Read the records and write them out again exactly.

#### DATA SUPPLIED

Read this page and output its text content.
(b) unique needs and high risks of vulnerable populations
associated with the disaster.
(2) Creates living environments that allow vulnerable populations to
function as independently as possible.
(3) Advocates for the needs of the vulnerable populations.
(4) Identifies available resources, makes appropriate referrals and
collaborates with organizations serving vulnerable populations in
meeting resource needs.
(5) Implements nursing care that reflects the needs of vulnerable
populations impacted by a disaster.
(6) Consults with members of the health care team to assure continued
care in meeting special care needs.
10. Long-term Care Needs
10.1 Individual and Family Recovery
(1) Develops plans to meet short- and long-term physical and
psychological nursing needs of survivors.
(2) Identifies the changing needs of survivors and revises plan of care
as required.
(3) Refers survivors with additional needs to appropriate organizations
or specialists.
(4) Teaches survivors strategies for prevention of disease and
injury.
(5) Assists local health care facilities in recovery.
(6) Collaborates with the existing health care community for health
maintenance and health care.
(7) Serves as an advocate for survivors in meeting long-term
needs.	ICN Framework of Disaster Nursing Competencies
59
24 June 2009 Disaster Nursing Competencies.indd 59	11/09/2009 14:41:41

########

▶ **ANSWER TO THE PROBLEM**:
Read this page and output its text content.
(b) unique needs and high risks of vulnerable populations
associated with the disaster.
(2) Creates living environments that allow vulnerable populations to
function as independently as possible.
(3) Advocates for the needs of the vulnerable populations.
(4) Identifies available resources, makes appropriate referrals and
collaborates with organizations serving vulnerable populations in
meeting resource needs.
(5) Implements nursing care that reflects the needs of vulnerable
populations impacted by a disaster.
(6) Consults with members of the health care team to assure continued
care in meeting special care needs.
10. Long-term Care Needs
10.1 Individual and Family Recovery
(1) Develops plans to meet short- and long-term physical and
psychological nursing needs of survivors.
(2) Identifies the changing needs of survivors and revises plan of care
as required.
(3) Refers survivors with additional needs to appropriate organizations
or specialists.
(4) Teaches survivors strategies for prevention of disease and
injury.
(5) Assists local health care facilities in recovery.
(6) Collaborates with the existing health care community for health
maintenance and health care.
(7) Serves as an advocate for survivors in meeting long-term
needs.	ICN Framework of Disaster Nursing Competencies
59
24 June 2009 Disaster Nursing Competencies.indd 59	11/09/2009 14:41:41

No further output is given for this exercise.